##### Material for this task

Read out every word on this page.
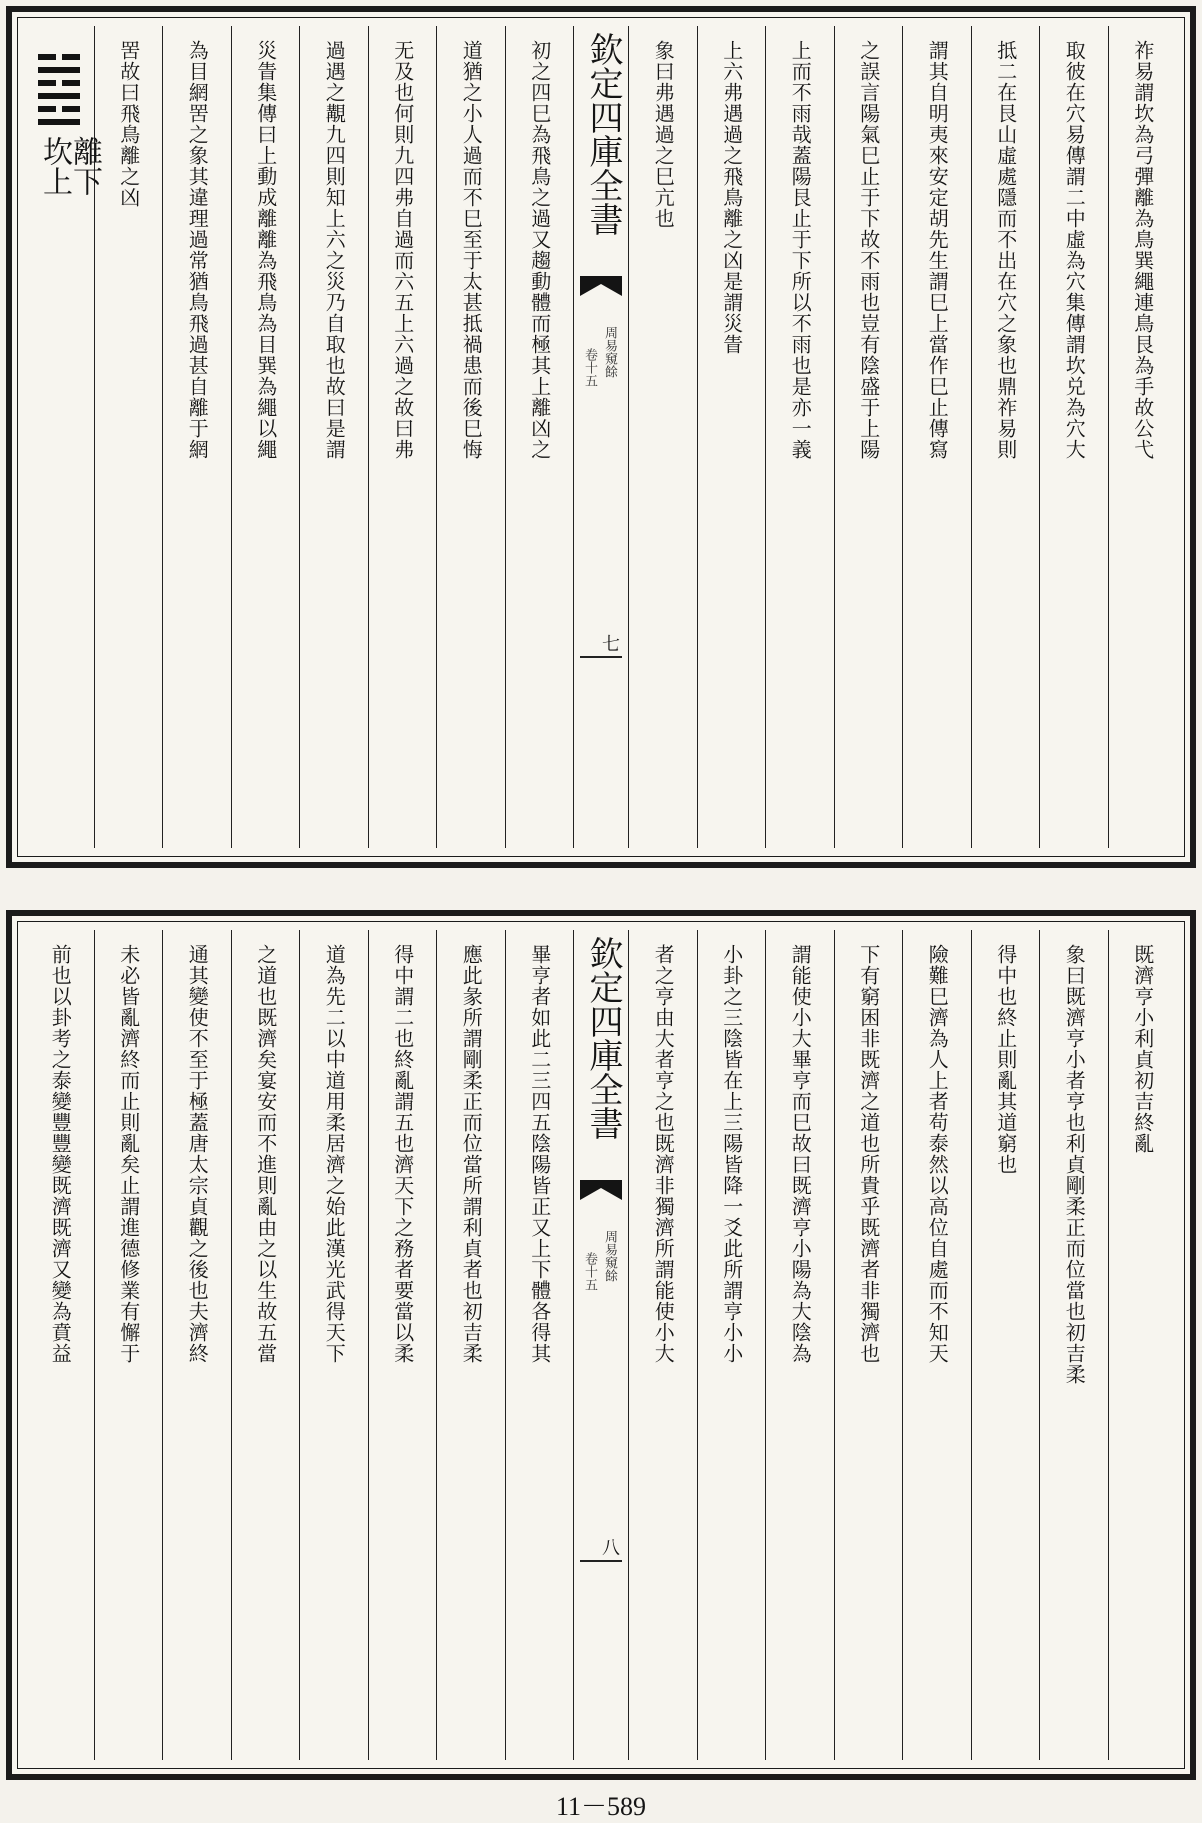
祚易謂坎為弓彈離為鳥巽繩連鳥艮為手故公弋
取彼在穴易傳謂二中虛為穴集傳謂坎兑為穴大
抵二在艮山虛處隱而不出在穴之象也鼎祚易則
謂其自明夷來安定胡先生謂巳上當作巳止傳寫
之誤言陽氣巳止于下故不雨也豈有陰盛于上陽
上而不雨哉蓋陽艮止于下所以不雨也是亦一義
上六弗遇過之飛鳥離之凶是謂災眚
象曰弗遇過之巳亢也
欽定四庫全書
周易窺餘
卷十五
七
初之四巳為飛鳥之過又趨動體而極其上離凶之
道猶之小人過而不巳至于太甚抵禍患而後巳悔
无及也何則九四弗自過而六五上六過之故曰弗
過遇之覯九四則知上六之災乃自取也故曰是謂
災眚集傳曰上動成離離為飛鳥為目巽為繩以繩
為目網罟之象其違理過常猶鳥飛過甚自離于網
罟故曰飛鳥離之凶
離下
坎上
既濟亨小利貞初吉終亂
象曰既濟亨小者亨也利貞剛柔正而位當也初吉柔
得中也終止則亂其道窮也
險難巳濟為人上者苟泰然以高位自處而不知天
下有窮困非既濟之道也所貴乎既濟者非獨濟也
謂能使小大畢亨而巳故曰既濟亨小陽為大陰為
小卦之三陰皆在上三陽皆降一爻此所謂亨小小
者之亨由大者亨之也既濟非獨濟所謂能使小大
欽定四庫全書
周易窺餘
卷十五
八
畢亨者如此二三四五陰陽皆正又上下體各得其
應此彖所謂剛柔正而位當所謂利貞者也初吉柔
得中謂二也終亂謂五也濟天下之務者要當以柔
道為先二以中道用柔居濟之始此漢光武得天下
之道也既濟矣宴安而不進則亂由之以生故五當
通其變使不至于極蓋唐太宗貞觀之後也夫濟終
未必皆亂濟終而止則亂矣止謂進德修業有懈于
前也以卦考之泰變豐豐變既濟既濟又變為賁益
11－589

##########

● Required work: Repeat the data exactly, without the pictures.

● Output for this task:
Read out every word on this page.
祚易謂坎為弓彈離為鳥巽繩連鳥艮為手故公弋
取彼在穴易傳謂二中虛為穴集傳謂坎兑為穴大
抵二在艮山虛處隱而不出在穴之象也鼎祚易則
謂其自明夷來安定胡先生謂巳上當作巳止傳寫
之誤言陽氣巳止于下故不雨也豈有陰盛于上陽
上而不雨哉蓋陽艮止于下所以不雨也是亦一義
上六弗遇過之飛鳥離之凶是謂災眚
象曰弗遇過之巳亢也
欽定四庫全書
周易窺餘
卷十五
七
初之四巳為飛鳥之過又趨動體而極其上離凶之
道猶之小人過而不巳至于太甚抵禍患而後巳悔
无及也何則九四弗自過而六五上六過之故曰弗
過遇之覯九四則知上六之災乃自取也故曰是謂
災眚集傳曰上動成離離為飛鳥為目巽為繩以繩
為目網罟之象其違理過常猶鳥飛過甚自離于網
罟故曰飛鳥離之凶
離下
坎上
既濟亨小利貞初吉終亂
象曰既濟亨小者亨也利貞剛柔正而位當也初吉柔
得中也終止則亂其道窮也
險難巳濟為人上者苟泰然以高位自處而不知天
下有窮困非既濟之道也所貴乎既濟者非獨濟也
謂能使小大畢亨而巳故曰既濟亨小陽為大陰為
小卦之三陰皆在上三陽皆降一爻此所謂亨小小
者之亨由大者亨之也既濟非獨濟所謂能使小大
欽定四庫全書
周易窺餘
卷十五
八
畢亨者如此二三四五陰陽皆正又上下體各得其
應此彖所謂剛柔正而位當所謂利貞者也初吉柔
得中謂二也終亂謂五也濟天下之務者要當以柔
道為先二以中道用柔居濟之始此漢光武得天下
之道也既濟矣宴安而不進則亂由之以生故五當
通其變使不至于極蓋唐太宗貞觀之後也夫濟終
未必皆亂濟終而止則亂矣止謂進德修業有懈于
前也以卦考之泰變豐豐變既濟既濟又變為賁益
11－589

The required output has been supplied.